▶ **Records provided**:
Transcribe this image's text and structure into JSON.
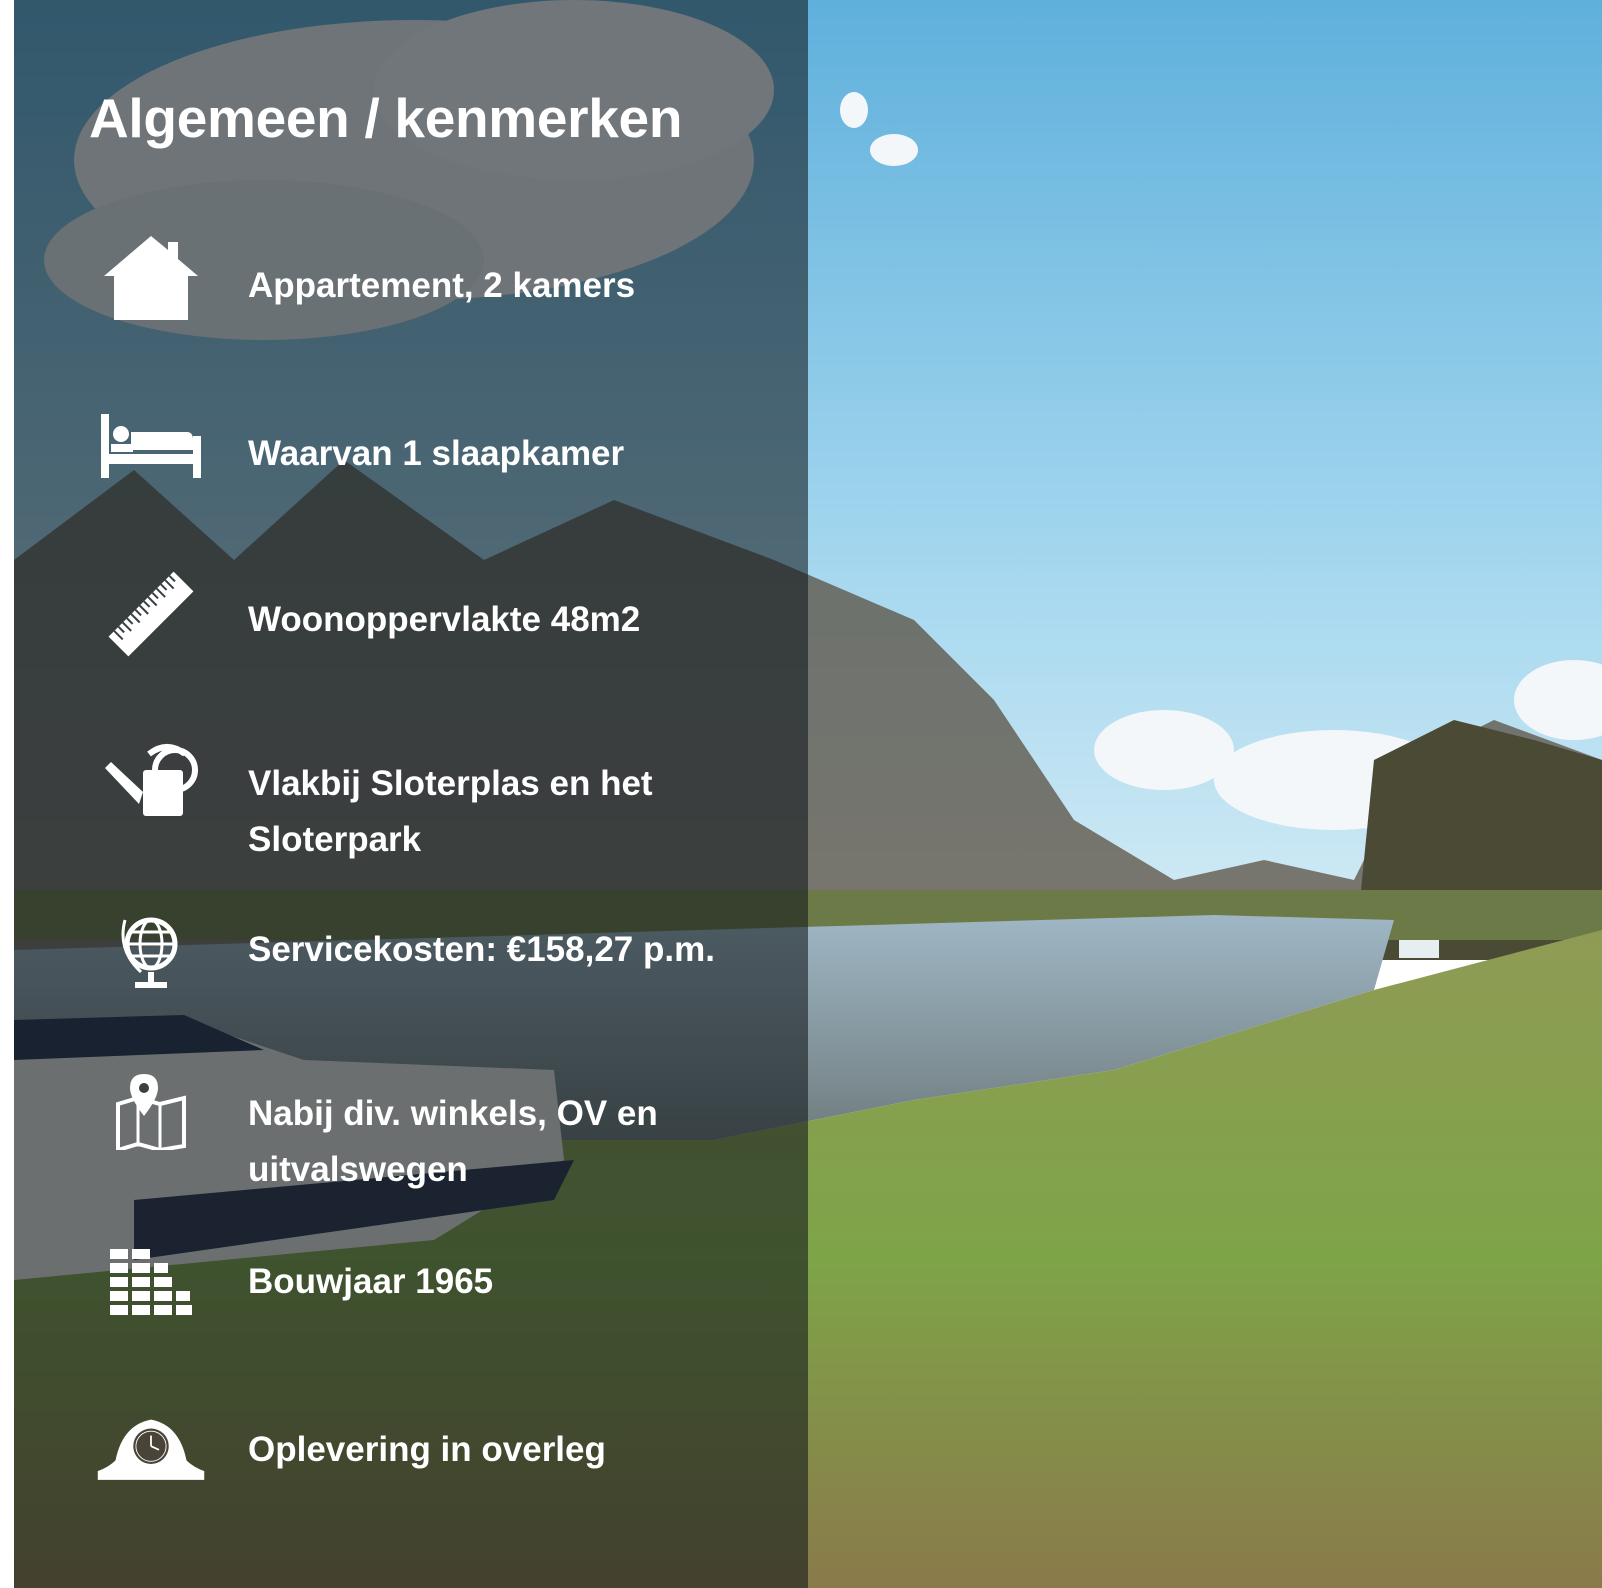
{
  "title": "Algemeen / kenmerken",
  "features": [
    {
      "icon": "house-icon",
      "text": "Appartement, 2 kamers"
    },
    {
      "icon": "bed-icon",
      "text": "Waarvan 1 slaapkamer"
    },
    {
      "icon": "ruler-icon",
      "text": "Woonoppervlakte 48m2"
    },
    {
      "icon": "watering-can-icon",
      "text": "Vlakbij Sloterplas en het Sloterpark"
    },
    {
      "icon": "globe-icon",
      "text": "Servicekosten: €158,27 p.m."
    },
    {
      "icon": "map-pin-icon",
      "text": "Nabij div. winkels, OV en uitvalswegen"
    },
    {
      "icon": "bricks-icon",
      "text": "Bouwjaar 1965"
    },
    {
      "icon": "mantel-clock-icon",
      "text": "Oplevering in overleg"
    }
  ],
  "colors": {
    "overlay": "#12181c",
    "text": "#ffffff",
    "sky": "#7cc3e6",
    "grass": "#7e9a4a"
  }
}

▶ **Aim**:
Leave out all images, then reproduce the entries above exactly.

▶ **Result below**:
Transcribe this image's text and structure into JSON.
{
  "title": "Algemeen / kenmerken",
  "features": [
    {
      "icon": "house-icon",
      "text": "Appartement, 2 kamers"
    },
    {
      "icon": "bed-icon",
      "text": "Waarvan 1 slaapkamer"
    },
    {
      "icon": "ruler-icon",
      "text": "Woonoppervlakte 48m2"
    },
    {
      "icon": "watering-can-icon",
      "text": "Vlakbij Sloterplas en het Sloterpark"
    },
    {
      "icon": "globe-icon",
      "text": "Servicekosten: €158,27 p.m."
    },
    {
      "icon": "map-pin-icon",
      "text": "Nabij div. winkels, OV en uitvalswegen"
    },
    {
      "icon": "bricks-icon",
      "text": "Bouwjaar 1965"
    },
    {
      "icon": "mantel-clock-icon",
      "text": "Oplevering in overleg"
    }
  ],
  "colors": {
    "overlay": "#12181c",
    "text": "#ffffff",
    "sky": "#7cc3e6",
    "grass": "#7e9a4a"
  }
}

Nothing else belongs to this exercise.